#### [Challenge]
Rewrite the records from their first line through the line containing "end-point-marker: [838, 1138, 853, 1153]", inclusive, changing "start-point-marker" to "initial-point-marker" and leaving everything else as it is. Return only those lines.

#### [Records supplied]
----

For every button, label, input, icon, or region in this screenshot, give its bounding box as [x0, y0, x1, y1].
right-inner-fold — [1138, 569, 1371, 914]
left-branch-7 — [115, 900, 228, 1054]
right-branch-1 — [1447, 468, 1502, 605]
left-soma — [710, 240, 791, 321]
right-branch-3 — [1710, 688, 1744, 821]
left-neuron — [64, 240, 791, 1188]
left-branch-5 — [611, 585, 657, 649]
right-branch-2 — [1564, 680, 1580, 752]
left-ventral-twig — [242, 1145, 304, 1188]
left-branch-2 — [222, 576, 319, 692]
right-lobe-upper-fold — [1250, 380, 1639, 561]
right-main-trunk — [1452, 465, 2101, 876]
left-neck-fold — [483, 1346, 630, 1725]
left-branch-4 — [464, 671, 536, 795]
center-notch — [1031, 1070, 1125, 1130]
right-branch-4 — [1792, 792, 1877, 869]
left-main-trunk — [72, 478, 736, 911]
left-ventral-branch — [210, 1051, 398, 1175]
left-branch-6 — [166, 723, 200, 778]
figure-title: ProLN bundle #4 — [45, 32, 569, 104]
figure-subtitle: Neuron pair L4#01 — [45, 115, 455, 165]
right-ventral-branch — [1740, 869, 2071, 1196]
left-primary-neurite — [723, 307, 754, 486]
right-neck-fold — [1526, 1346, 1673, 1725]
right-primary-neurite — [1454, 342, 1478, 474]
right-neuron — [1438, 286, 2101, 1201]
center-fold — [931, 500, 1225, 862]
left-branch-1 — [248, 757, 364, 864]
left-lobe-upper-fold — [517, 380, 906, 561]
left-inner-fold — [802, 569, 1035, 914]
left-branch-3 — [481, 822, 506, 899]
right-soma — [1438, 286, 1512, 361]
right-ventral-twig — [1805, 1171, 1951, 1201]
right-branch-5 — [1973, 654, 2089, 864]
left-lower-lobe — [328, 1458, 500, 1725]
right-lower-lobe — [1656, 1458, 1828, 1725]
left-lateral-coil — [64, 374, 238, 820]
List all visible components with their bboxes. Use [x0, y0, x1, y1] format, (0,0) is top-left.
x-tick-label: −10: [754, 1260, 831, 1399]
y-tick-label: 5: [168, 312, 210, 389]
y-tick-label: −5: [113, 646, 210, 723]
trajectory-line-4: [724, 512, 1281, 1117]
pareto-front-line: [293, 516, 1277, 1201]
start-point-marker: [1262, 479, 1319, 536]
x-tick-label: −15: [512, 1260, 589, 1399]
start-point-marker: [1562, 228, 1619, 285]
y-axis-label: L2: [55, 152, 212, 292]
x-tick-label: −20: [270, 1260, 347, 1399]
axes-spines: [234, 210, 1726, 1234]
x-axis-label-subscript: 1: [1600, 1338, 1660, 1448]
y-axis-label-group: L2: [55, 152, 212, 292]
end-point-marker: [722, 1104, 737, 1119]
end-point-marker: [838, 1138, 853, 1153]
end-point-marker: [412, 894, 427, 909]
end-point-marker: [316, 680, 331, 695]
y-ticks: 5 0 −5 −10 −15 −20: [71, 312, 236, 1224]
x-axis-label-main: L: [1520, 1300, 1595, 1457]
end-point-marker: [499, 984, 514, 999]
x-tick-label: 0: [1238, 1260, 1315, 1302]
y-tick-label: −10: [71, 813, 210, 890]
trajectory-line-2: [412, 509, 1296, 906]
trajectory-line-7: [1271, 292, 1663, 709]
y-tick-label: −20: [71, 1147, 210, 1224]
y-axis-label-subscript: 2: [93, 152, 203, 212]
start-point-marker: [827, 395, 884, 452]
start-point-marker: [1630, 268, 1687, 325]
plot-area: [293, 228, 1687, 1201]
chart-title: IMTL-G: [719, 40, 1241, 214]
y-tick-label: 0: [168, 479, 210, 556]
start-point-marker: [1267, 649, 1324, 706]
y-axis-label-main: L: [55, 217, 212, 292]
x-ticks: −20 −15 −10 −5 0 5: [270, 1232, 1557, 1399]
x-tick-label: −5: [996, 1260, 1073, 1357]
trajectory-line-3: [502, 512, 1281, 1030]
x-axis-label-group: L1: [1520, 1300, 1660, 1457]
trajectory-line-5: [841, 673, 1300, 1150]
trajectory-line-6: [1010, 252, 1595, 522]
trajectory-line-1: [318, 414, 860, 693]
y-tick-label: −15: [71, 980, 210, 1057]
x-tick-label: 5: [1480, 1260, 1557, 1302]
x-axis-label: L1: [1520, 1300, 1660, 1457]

----

#### [Answer for this exercise]
For every button, label, input, icon, or region in this screenshot, give its bounding box as [x0, y0, x1, y1].
right-inner-fold — [1138, 569, 1371, 914]
left-branch-7 — [115, 900, 228, 1054]
right-branch-1 — [1447, 468, 1502, 605]
left-soma — [710, 240, 791, 321]
right-branch-3 — [1710, 688, 1744, 821]
left-neuron — [64, 240, 791, 1188]
left-branch-5 — [611, 585, 657, 649]
right-branch-2 — [1564, 680, 1580, 752]
left-ventral-twig — [242, 1145, 304, 1188]
left-branch-2 — [222, 576, 319, 692]
right-lobe-upper-fold — [1250, 380, 1639, 561]
right-main-trunk — [1452, 465, 2101, 876]
left-neck-fold — [483, 1346, 630, 1725]
left-branch-4 — [464, 671, 536, 795]
center-notch — [1031, 1070, 1125, 1130]
right-branch-4 — [1792, 792, 1877, 869]
left-main-trunk — [72, 478, 736, 911]
left-ventral-branch — [210, 1051, 398, 1175]
left-branch-6 — [166, 723, 200, 778]
figure-title: ProLN bundle #4 — [45, 32, 569, 104]
figure-subtitle: Neuron pair L4#01 — [45, 115, 455, 165]
right-ventral-branch — [1740, 869, 2071, 1196]
left-primary-neurite — [723, 307, 754, 486]
right-neck-fold — [1526, 1346, 1673, 1725]
right-primary-neurite — [1454, 342, 1478, 474]
right-neuron — [1438, 286, 2101, 1201]
center-fold — [931, 500, 1225, 862]
left-branch-1 — [248, 757, 364, 864]
left-lobe-upper-fold — [517, 380, 906, 561]
left-inner-fold — [802, 569, 1035, 914]
left-branch-3 — [481, 822, 506, 899]
right-soma — [1438, 286, 1512, 361]
right-ventral-twig — [1805, 1171, 1951, 1201]
right-branch-5 — [1973, 654, 2089, 864]
left-lower-lobe — [328, 1458, 500, 1725]
right-lower-lobe — [1656, 1458, 1828, 1725]
left-lateral-coil — [64, 374, 238, 820]
List all visible components with their bboxes. Use [x0, y0, x1, y1] format, (0,0) is top-left.
x-tick-label: −10: [754, 1260, 831, 1399]
y-tick-label: 5: [168, 312, 210, 389]
y-tick-label: −5: [113, 646, 210, 723]
trajectory-line-4: [724, 512, 1281, 1117]
pareto-front-line: [293, 516, 1277, 1201]
initial-point-marker: [1262, 479, 1319, 536]
x-tick-label: −15: [512, 1260, 589, 1399]
initial-point-marker: [1562, 228, 1619, 285]
y-axis-label: L2: [55, 152, 212, 292]
x-tick-label: −20: [270, 1260, 347, 1399]
axes-spines: [234, 210, 1726, 1234]
x-axis-label-subscript: 1: [1600, 1338, 1660, 1448]
y-axis-label-group: L2: [55, 152, 212, 292]
end-point-marker: [722, 1104, 737, 1119]
end-point-marker: [838, 1138, 853, 1153]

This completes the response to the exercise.